Stored data:
· · · · ·
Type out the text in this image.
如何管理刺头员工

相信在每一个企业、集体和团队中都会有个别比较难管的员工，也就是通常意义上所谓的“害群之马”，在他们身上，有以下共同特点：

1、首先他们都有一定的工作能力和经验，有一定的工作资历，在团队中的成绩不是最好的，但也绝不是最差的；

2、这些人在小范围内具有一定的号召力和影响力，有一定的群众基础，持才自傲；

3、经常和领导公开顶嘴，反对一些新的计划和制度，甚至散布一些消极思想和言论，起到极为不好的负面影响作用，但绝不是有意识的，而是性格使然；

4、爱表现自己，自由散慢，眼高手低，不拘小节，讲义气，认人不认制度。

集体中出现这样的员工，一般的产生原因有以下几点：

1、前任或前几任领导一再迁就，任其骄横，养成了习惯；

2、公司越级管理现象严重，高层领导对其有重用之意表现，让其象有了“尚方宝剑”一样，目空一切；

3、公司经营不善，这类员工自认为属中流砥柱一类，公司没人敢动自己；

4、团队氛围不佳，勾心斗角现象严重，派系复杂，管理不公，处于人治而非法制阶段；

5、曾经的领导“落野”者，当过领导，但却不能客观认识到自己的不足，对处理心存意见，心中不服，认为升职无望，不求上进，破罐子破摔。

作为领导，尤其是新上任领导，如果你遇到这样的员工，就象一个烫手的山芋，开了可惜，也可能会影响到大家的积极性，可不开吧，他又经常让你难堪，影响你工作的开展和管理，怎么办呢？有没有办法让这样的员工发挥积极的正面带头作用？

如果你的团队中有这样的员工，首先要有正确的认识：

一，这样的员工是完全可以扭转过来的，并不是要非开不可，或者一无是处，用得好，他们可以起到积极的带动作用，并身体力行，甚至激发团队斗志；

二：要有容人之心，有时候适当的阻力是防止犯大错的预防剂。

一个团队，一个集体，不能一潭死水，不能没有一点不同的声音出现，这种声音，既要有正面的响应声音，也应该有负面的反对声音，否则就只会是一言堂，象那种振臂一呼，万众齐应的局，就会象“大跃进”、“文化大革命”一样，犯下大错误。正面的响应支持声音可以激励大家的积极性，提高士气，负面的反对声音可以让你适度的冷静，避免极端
· · · · ·
Exercise instructions: From the listing above, extract every line exactly as it stands.

Task response:
Type out the text in this image.
如何管理刺头员工

相信在每一个企业、集体和团队中都会有个别比较难管的员工，也就是通常意义上所谓的“害群之马”，在他们身上，有以下共同特点：

1、首先他们都有一定的工作能力和经验，有一定的工作资历，在团队中的成绩不是最好的，但也绝不是最差的；

2、这些人在小范围内具有一定的号召力和影响力，有一定的群众基础，持才自傲；

3、经常和领导公开顶嘴，反对一些新的计划和制度，甚至散布一些消极思想和言论，起到极为不好的负面影响作用，但绝不是有意识的，而是性格使然；

4、爱表现自己，自由散慢，眼高手低，不拘小节，讲义气，认人不认制度。

集体中出现这样的员工，一般的产生原因有以下几点：

1、前任或前几任领导一再迁就，任其骄横，养成了习惯；

2、公司越级管理现象严重，高层领导对其有重用之意表现，让其象有了“尚方宝剑”一样，目空一切；

3、公司经营不善，这类员工自认为属中流砥柱一类，公司没人敢动自己；

4、团队氛围不佳，勾心斗角现象严重，派系复杂，管理不公，处于人治而非法制阶段；

5、曾经的领导“落野”者，当过领导，但却不能客观认识到自己的不足，对处理心存意见，心中不服，认为升职无望，不求上进，破罐子破摔。

作为领导，尤其是新上任领导，如果你遇到这样的员工，就象一个烫手的山芋，开了可惜，也可能会影响到大家的积极性，可不开吧，他又经常让你难堪，影响你工作的开展和管理，怎么办呢？有没有办法让这样的员工发挥积极的正面带头作用？

如果你的团队中有这样的员工，首先要有正确的认识：

一，这样的员工是完全可以扭转过来的，并不是要非开不可，或者一无是处，用得好，他们可以起到积极的带动作用，并身体力行，甚至激发团队斗志；

二：要有容人之心，有时候适当的阻力是防止犯大错的预防剂。

一个团队，一个集体，不能一潭死水，不能没有一点不同的声音出现，这种声音，既要有正面的响应声音，也应该有负面的反对声音，否则就只会是一言堂，象那种振臂一呼，万众齐应的局，就会象“大跃进”、“文化大革命”一样，犯下大错误。正面的响应支持声音可以激励大家的积极性，提高士气，负面的反对声音可以让你适度的冷静，避免极端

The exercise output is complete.